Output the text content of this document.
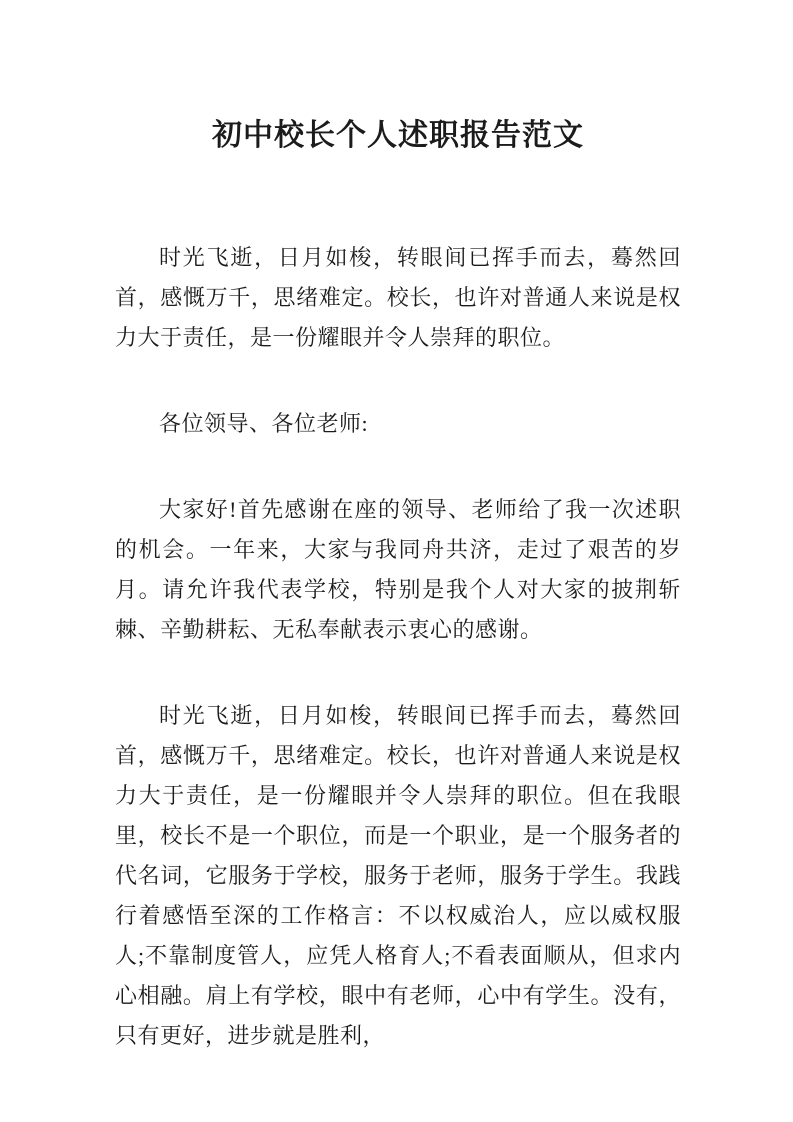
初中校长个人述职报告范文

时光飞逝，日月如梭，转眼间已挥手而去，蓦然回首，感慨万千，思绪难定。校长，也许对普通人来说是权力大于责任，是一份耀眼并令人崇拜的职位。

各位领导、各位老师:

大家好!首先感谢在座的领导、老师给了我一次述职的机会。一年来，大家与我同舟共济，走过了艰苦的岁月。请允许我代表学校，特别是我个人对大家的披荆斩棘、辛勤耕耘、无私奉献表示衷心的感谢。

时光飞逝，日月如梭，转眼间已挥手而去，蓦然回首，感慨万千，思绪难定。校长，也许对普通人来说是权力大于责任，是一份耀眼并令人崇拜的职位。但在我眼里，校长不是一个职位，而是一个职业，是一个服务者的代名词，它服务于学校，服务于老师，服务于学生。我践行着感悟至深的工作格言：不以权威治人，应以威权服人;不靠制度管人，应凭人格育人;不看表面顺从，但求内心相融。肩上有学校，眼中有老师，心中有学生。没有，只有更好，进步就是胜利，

****************************************

Exercise prompt> Repeat the material above word for word, please, apart from its images.

Solution to this problem>
Output the text content of this document.
初中校长个人述职报告范文

时光飞逝，日月如梭，转眼间已挥手而去，蓦然回首，感慨万千，思绪难定。校长，也许对普通人来说是权力大于责任，是一份耀眼并令人崇拜的职位。

各位领导、各位老师:

大家好!首先感谢在座的领导、老师给了我一次述职的机会。一年来，大家与我同舟共济，走过了艰苦的岁月。请允许我代表学校，特别是我个人对大家的披荆斩棘、辛勤耕耘、无私奉献表示衷心的感谢。

时光飞逝，日月如梭，转眼间已挥手而去，蓦然回首，感慨万千，思绪难定。校长，也许对普通人来说是权力大于责任，是一份耀眼并令人崇拜的职位。但在我眼里，校长不是一个职位，而是一个职业，是一个服务者的代名词，它服务于学校，服务于老师，服务于学生。我践行着感悟至深的工作格言：不以权威治人，应以威权服人;不靠制度管人，应凭人格育人;不看表面顺从，但求内心相融。肩上有学校，眼中有老师，心中有学生。没有，只有更好，进步就是胜利，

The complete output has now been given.